* [Record list]
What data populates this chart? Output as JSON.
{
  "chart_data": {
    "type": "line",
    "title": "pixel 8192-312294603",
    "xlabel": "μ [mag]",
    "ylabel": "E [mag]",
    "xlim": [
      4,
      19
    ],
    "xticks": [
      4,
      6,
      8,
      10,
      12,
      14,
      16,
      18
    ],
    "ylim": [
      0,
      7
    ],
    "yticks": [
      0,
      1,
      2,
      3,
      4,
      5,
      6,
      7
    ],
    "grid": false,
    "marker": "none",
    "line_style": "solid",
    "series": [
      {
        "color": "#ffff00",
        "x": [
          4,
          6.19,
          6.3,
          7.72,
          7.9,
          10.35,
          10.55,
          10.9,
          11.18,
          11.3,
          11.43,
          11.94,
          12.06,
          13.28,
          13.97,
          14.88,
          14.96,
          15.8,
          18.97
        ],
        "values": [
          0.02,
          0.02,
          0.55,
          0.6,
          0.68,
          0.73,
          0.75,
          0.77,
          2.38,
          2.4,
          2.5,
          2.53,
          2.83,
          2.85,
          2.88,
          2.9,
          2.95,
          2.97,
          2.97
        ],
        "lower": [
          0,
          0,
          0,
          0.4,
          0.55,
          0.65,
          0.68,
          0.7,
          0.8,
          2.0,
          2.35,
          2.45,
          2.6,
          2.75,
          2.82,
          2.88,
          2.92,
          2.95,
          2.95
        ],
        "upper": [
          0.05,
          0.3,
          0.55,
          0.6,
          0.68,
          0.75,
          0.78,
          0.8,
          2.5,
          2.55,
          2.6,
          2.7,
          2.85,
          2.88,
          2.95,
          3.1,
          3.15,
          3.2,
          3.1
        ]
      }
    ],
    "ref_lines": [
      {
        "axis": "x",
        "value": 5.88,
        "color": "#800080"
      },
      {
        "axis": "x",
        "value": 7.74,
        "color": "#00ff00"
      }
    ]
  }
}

...

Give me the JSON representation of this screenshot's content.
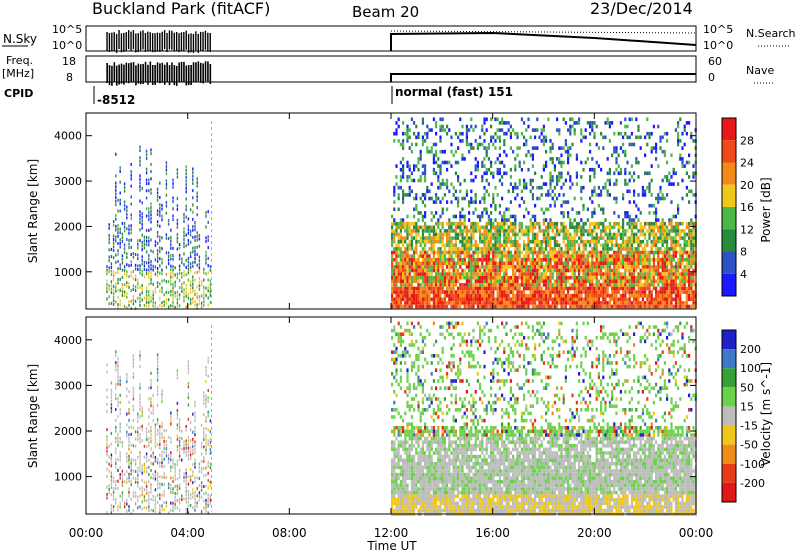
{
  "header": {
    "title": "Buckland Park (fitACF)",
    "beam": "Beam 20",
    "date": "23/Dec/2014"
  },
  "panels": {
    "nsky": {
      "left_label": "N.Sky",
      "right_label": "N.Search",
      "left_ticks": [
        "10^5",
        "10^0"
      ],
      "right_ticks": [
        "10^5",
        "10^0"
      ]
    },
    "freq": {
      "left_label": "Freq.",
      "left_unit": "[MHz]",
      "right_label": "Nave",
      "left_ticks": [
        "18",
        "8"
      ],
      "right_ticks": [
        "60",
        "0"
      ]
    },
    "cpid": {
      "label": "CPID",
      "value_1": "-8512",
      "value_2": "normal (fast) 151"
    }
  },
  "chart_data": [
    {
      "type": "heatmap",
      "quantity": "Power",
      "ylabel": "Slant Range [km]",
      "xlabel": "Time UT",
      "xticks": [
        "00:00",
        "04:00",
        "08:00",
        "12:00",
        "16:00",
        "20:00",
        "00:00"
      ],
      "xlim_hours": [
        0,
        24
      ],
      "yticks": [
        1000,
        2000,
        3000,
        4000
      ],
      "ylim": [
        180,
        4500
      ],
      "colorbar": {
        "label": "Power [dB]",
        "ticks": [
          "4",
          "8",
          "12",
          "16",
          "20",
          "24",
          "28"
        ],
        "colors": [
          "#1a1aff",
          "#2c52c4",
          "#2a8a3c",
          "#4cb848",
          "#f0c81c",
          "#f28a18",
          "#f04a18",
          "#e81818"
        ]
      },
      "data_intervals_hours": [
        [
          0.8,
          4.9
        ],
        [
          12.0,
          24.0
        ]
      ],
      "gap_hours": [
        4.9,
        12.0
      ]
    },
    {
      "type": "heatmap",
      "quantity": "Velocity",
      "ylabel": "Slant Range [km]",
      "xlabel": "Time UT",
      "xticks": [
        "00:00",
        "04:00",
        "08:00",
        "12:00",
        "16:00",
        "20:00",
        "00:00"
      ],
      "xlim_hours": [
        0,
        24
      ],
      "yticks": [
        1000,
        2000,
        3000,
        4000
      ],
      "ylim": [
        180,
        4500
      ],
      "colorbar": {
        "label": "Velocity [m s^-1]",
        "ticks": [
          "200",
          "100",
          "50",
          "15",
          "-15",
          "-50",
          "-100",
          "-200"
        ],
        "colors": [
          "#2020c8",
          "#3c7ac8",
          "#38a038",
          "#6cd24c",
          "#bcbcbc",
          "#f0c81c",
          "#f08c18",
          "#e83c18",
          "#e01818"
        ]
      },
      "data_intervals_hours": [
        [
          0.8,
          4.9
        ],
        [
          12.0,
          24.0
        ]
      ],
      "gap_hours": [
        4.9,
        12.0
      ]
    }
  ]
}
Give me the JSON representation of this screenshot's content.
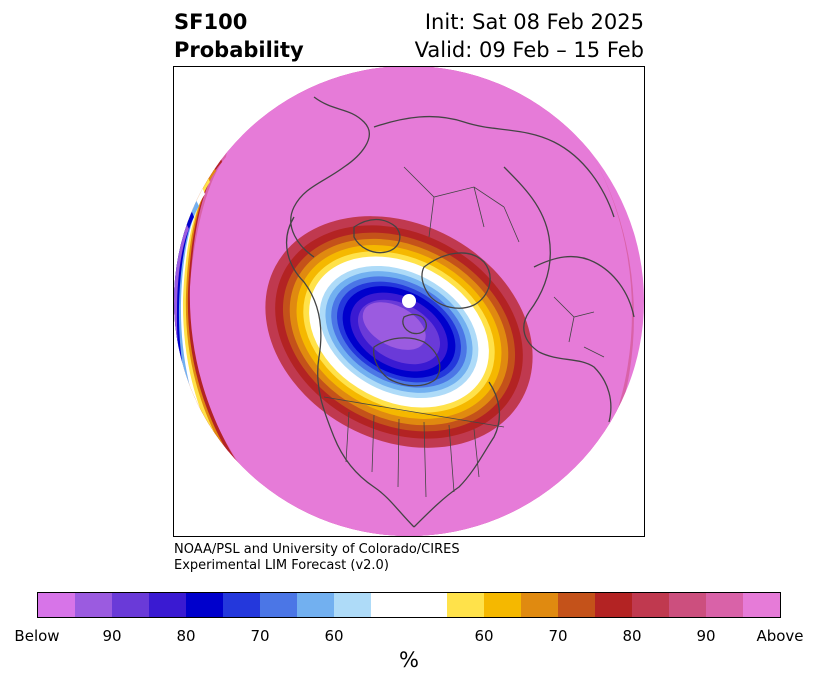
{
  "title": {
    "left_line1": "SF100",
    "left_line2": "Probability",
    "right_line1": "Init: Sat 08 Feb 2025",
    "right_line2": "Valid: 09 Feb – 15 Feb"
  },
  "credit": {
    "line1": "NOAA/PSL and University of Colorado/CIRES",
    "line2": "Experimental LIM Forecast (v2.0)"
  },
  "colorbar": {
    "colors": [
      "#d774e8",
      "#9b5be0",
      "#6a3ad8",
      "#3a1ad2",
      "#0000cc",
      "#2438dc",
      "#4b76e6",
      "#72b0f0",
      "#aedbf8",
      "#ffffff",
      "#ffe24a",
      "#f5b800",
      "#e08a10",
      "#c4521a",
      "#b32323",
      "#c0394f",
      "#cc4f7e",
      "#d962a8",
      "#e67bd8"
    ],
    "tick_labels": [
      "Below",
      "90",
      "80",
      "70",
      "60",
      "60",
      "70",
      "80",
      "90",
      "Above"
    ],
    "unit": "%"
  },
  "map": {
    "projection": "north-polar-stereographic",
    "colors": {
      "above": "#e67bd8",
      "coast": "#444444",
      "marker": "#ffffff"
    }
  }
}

* * *

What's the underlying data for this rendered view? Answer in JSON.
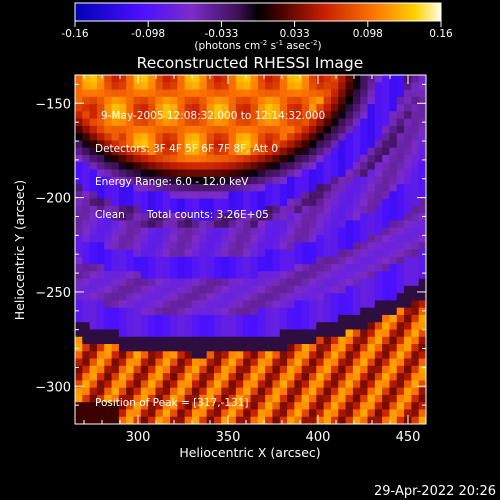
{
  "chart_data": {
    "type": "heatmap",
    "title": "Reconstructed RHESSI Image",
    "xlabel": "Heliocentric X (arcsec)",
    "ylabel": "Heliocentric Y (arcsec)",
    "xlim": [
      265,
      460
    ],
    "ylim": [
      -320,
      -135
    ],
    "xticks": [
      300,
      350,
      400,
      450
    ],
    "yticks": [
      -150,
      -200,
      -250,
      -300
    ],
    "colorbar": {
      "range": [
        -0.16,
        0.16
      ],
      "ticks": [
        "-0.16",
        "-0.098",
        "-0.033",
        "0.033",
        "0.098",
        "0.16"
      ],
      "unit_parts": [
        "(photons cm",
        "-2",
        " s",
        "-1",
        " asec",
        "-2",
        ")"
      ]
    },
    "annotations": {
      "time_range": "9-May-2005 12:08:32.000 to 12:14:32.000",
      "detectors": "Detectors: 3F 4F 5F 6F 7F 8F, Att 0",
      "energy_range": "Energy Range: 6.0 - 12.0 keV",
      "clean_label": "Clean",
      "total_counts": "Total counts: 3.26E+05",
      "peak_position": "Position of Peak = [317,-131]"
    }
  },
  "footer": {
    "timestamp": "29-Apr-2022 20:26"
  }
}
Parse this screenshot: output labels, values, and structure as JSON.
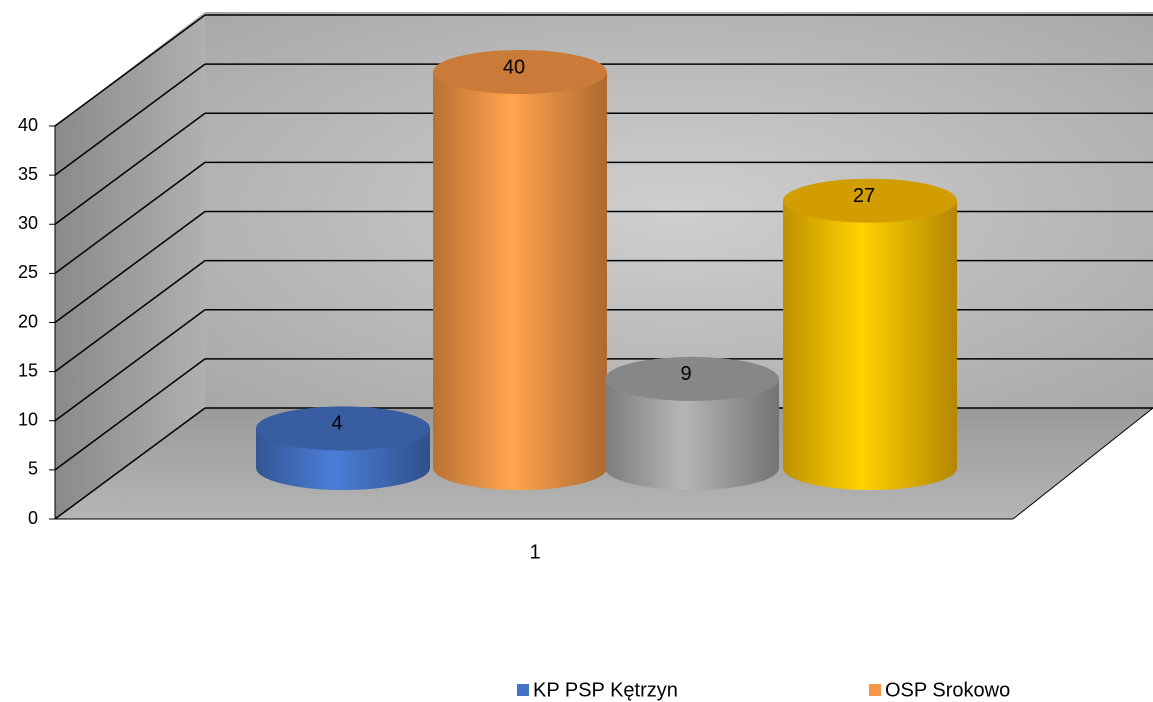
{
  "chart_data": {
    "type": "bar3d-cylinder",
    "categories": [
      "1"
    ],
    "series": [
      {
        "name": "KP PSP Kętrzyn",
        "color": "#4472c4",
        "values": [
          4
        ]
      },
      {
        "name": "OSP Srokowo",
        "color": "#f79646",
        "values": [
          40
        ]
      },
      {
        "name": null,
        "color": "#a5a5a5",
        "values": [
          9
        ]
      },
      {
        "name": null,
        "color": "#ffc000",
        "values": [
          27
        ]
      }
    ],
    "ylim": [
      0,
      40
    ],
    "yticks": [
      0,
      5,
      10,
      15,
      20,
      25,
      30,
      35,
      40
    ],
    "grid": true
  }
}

* [What is needed]
Locate the word "JSON" in the records above, and return each line that has it.

* [Solution to the exercise]
What data populates this chart? Output as JSON.
Give me the JSON representation of this screenshot's content.
Give me the JSON representation of this screenshot's content.
What's the underlying data for this rendered view? Answer in JSON.
Parse this screenshot: output labels, values, and structure as JSON.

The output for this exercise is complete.